**Supplied data**
○ ○ ○ ○ ○

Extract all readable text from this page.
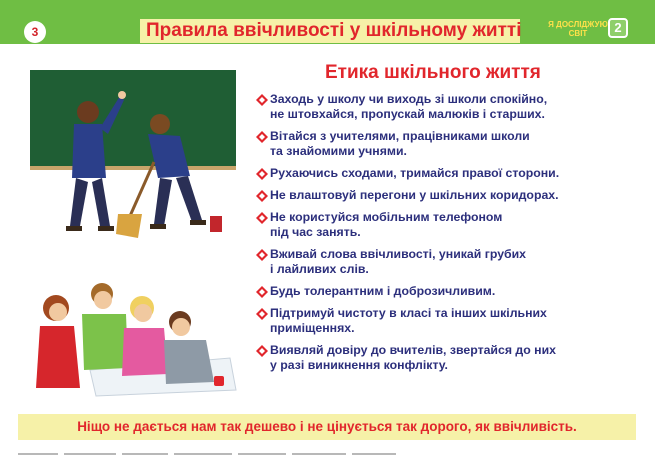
3	Правила ввічливості у шкільному житті	Я ДОСЛІДЖУЮ
СВІТ	2
Етика шкільного життя
Заходь у школу чи виходь зі школи спокійно,
не штовхайся, пропускай малюків і старших.
Вітайся з учителями, працівниками школи
та знайомими учнями.
Рухаючись сходами, тримайся правої сторони.
Не влаштовуй перегони у шкільних коридорах.
Не користуйся мобільним телефоном
під час занять.
Вживай слова ввічливості, уникай грубих
і лайливих слів.
Будь толерантним і доброзичливим.
Підтримуй чистоту в класі та інших шкільних
приміщеннях.
Виявляй довіру до вчителів, звертайся до них
у разі виникнення конфлікту.
Ніщо не дається нам так дешево і не цінується так дорого, як ввічливість.
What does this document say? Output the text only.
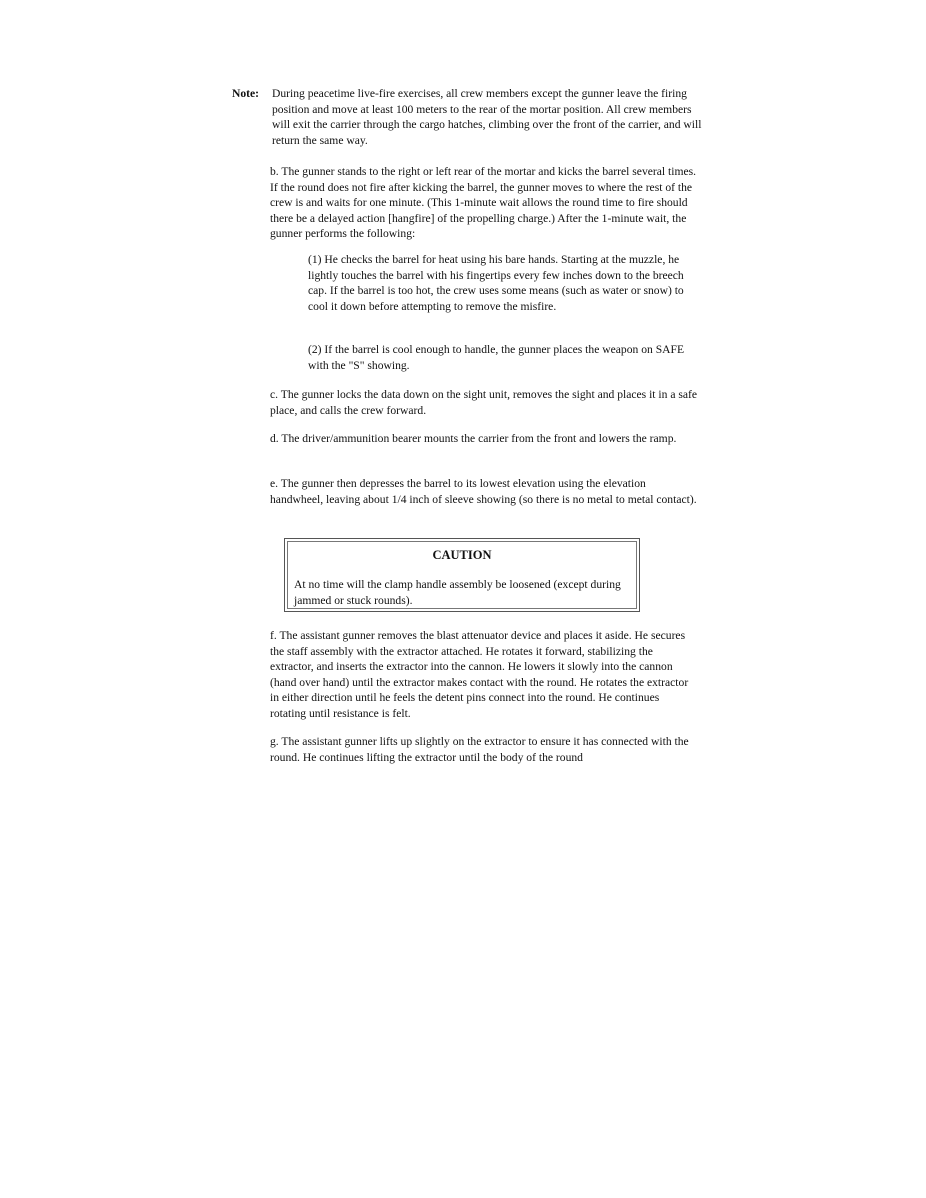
Note: During peacetime live-fire exercises, all crew members except the gunner leave the firing position and move at least 100 meters to the rear of the mortar position. All crew members will exit the carrier through the cargo hatches, climbing over the front of the carrier, and will return the same way.

b. The gunner stands to the right or left rear of the mortar and kicks the barrel several times. If the round does not fire after kicking the barrel, the gunner moves to where the rest of the crew is and waits for one minute. (This 1-minute wait allows the round time to fire should there be a delayed action [hangfire] of the propelling charge.) After the 1-minute wait, the gunner performs the following:

(1) He checks the barrel for heat using his bare hands. Starting at the muzzle, he lightly touches the barrel with his fingertips every few inches down to the breech cap. If the barrel is too hot, the crew uses some means (such as water or snow) to cool it down before attempting to remove the misfire.

(2) If the barrel is cool enough to handle, the gunner places the weapon on SAFE with the "S" showing.

c. The gunner locks the data down on the sight unit, removes the sight and places it in a safe place, and calls the crew forward.

d. The driver/ammunition bearer mounts the carrier from the front and lowers the ramp.

e. The gunner then depresses the barrel to its lowest elevation using the elevation handwheel, leaving about 1/4 inch of sleeve showing (so there is no metal to metal contact).

CAUTION
At no time will the clamp handle assembly be loosened (except during jammed or stuck rounds).

f. The assistant gunner removes the blast attenuator device and places it aside. He secures the staff assembly with the extractor attached. He rotates it forward, stabilizing the extractor, and inserts the extractor into the cannon. He lowers it slowly into the cannon (hand over hand) until the extractor makes contact with the round. He rotates the extractor in either direction until he feels the detent pins connect into the round. He continues rotating until resistance is felt.

g. The assistant gunner lifts up slightly on the extractor to ensure it has connected with the round. He continues lifting the extractor until the body of the round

○ ○ ○ ○ ○

Report each line in the data that holds the word "down".

**Complete answer**
(1) He checks the barrel for heat using his bare hands. Starting at the muzzle, he lightly touches the barrel with his fingertips every few inches down to the breech cap. If the barrel is too hot, the crew uses some means (such as water or snow) to cool it down before attempting to remove the misfire.
c. The gunner locks the data down on the sight unit, removes the sight and places it in a safe place, and calls the crew forward.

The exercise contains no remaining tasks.